* **Do this**:
Images embedded in the records are excluded; print everything else exactly as given.

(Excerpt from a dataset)
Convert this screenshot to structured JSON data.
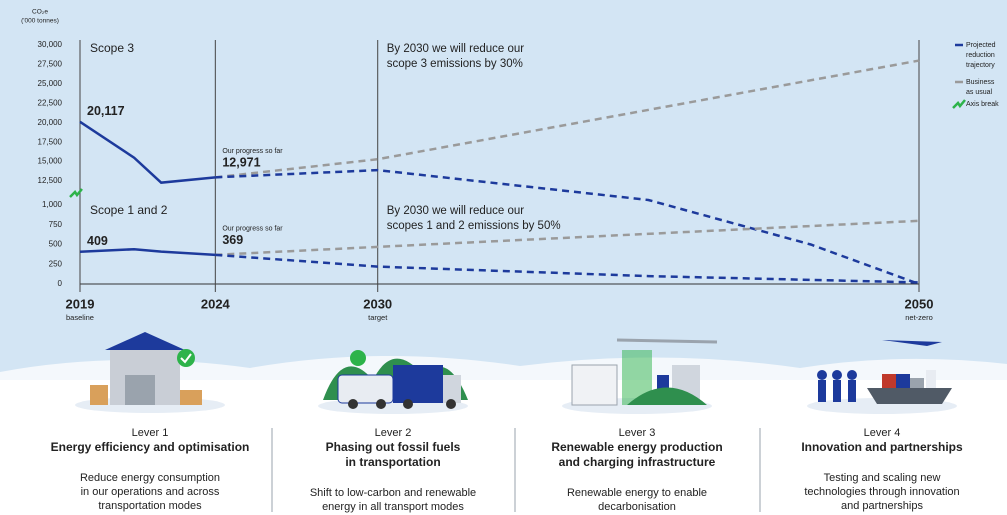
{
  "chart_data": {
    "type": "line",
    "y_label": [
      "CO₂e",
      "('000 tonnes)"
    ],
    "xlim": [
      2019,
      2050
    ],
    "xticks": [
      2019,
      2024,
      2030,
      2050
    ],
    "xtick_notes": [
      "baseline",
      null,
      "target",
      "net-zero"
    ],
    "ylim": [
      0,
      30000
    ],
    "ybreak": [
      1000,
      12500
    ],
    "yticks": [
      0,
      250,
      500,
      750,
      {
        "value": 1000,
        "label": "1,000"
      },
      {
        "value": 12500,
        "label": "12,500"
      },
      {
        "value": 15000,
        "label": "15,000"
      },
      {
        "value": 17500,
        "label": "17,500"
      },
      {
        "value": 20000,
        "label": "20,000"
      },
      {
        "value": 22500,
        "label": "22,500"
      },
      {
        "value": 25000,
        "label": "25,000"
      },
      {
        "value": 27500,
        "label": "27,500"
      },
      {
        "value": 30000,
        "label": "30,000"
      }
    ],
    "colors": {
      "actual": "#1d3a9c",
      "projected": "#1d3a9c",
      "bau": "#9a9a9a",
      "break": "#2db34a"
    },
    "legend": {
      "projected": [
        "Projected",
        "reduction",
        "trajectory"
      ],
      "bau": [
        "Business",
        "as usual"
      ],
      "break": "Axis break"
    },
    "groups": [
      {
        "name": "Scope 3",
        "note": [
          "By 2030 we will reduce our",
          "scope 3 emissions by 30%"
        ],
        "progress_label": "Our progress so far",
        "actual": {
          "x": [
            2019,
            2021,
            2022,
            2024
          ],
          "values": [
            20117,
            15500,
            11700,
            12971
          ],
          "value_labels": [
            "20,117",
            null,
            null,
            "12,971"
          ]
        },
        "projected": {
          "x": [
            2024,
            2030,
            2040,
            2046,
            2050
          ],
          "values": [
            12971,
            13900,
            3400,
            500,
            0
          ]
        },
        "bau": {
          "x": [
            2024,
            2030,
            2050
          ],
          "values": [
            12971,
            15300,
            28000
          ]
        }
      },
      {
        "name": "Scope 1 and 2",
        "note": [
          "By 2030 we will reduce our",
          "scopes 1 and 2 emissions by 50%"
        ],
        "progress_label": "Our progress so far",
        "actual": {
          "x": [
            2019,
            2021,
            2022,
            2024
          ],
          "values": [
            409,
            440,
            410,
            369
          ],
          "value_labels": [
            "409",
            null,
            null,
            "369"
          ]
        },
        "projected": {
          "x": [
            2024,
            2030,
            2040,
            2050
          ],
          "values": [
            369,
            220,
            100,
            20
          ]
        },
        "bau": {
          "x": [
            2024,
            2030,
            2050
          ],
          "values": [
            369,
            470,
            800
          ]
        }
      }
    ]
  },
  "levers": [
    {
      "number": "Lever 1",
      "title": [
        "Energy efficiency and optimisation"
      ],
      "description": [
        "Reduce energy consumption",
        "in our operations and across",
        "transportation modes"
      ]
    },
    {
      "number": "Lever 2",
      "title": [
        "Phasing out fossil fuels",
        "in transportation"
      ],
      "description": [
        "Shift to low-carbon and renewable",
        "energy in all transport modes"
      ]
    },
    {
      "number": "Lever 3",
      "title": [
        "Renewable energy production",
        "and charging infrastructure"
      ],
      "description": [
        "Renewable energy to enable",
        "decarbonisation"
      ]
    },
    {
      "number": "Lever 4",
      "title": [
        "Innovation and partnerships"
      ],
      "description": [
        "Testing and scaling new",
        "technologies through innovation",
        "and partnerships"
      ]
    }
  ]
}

* **Result for this task**:
Convert this screenshot to structured JSON data.
{
  "chart_data": {
    "type": "line",
    "y_label": [
      "CO₂e",
      "('000 tonnes)"
    ],
    "xlim": [
      2019,
      2050
    ],
    "xticks": [
      2019,
      2024,
      2030,
      2050
    ],
    "xtick_notes": [
      "baseline",
      null,
      "target",
      "net-zero"
    ],
    "ylim": [
      0,
      30000
    ],
    "ybreak": [
      1000,
      12500
    ],
    "yticks": [
      0,
      250,
      500,
      750,
      {
        "value": 1000,
        "label": "1,000"
      },
      {
        "value": 12500,
        "label": "12,500"
      },
      {
        "value": 15000,
        "label": "15,000"
      },
      {
        "value": 17500,
        "label": "17,500"
      },
      {
        "value": 20000,
        "label": "20,000"
      },
      {
        "value": 22500,
        "label": "22,500"
      },
      {
        "value": 25000,
        "label": "25,000"
      },
      {
        "value": 27500,
        "label": "27,500"
      },
      {
        "value": 30000,
        "label": "30,000"
      }
    ],
    "colors": {
      "actual": "#1d3a9c",
      "projected": "#1d3a9c",
      "bau": "#9a9a9a",
      "break": "#2db34a"
    },
    "legend": {
      "projected": [
        "Projected",
        "reduction",
        "trajectory"
      ],
      "bau": [
        "Business",
        "as usual"
      ],
      "break": "Axis break"
    },
    "groups": [
      {
        "name": "Scope 3",
        "note": [
          "By 2030 we will reduce our",
          "scope 3 emissions by 30%"
        ],
        "progress_label": "Our progress so far",
        "actual": {
          "x": [
            2019,
            2021,
            2022,
            2024
          ],
          "values": [
            20117,
            15500,
            11700,
            12971
          ],
          "value_labels": [
            "20,117",
            null,
            null,
            "12,971"
          ]
        },
        "projected": {
          "x": [
            2024,
            2030,
            2040,
            2046,
            2050
          ],
          "values": [
            12971,
            13900,
            3400,
            500,
            0
          ]
        },
        "bau": {
          "x": [
            2024,
            2030,
            2050
          ],
          "values": [
            12971,
            15300,
            28000
          ]
        }
      },
      {
        "name": "Scope 1 and 2",
        "note": [
          "By 2030 we will reduce our",
          "scopes 1 and 2 emissions by 50%"
        ],
        "progress_label": "Our progress so far",
        "actual": {
          "x": [
            2019,
            2021,
            2022,
            2024
          ],
          "values": [
            409,
            440,
            410,
            369
          ],
          "value_labels": [
            "409",
            null,
            null,
            "369"
          ]
        },
        "projected": {
          "x": [
            2024,
            2030,
            2040,
            2050
          ],
          "values": [
            369,
            220,
            100,
            20
          ]
        },
        "bau": {
          "x": [
            2024,
            2030,
            2050
          ],
          "values": [
            369,
            470,
            800
          ]
        }
      }
    ]
  },
  "levers": [
    {
      "number": "Lever 1",
      "title": [
        "Energy efficiency and optimisation"
      ],
      "description": [
        "Reduce energy consumption",
        "in our operations and across",
        "transportation modes"
      ]
    },
    {
      "number": "Lever 2",
      "title": [
        "Phasing out fossil fuels",
        "in transportation"
      ],
      "description": [
        "Shift to low-carbon and renewable",
        "energy in all transport modes"
      ]
    },
    {
      "number": "Lever 3",
      "title": [
        "Renewable energy production",
        "and charging infrastructure"
      ],
      "description": [
        "Renewable energy to enable",
        "decarbonisation"
      ]
    },
    {
      "number": "Lever 4",
      "title": [
        "Innovation and partnerships"
      ],
      "description": [
        "Testing and scaling new",
        "technologies through innovation",
        "and partnerships"
      ]
    }
  ]
}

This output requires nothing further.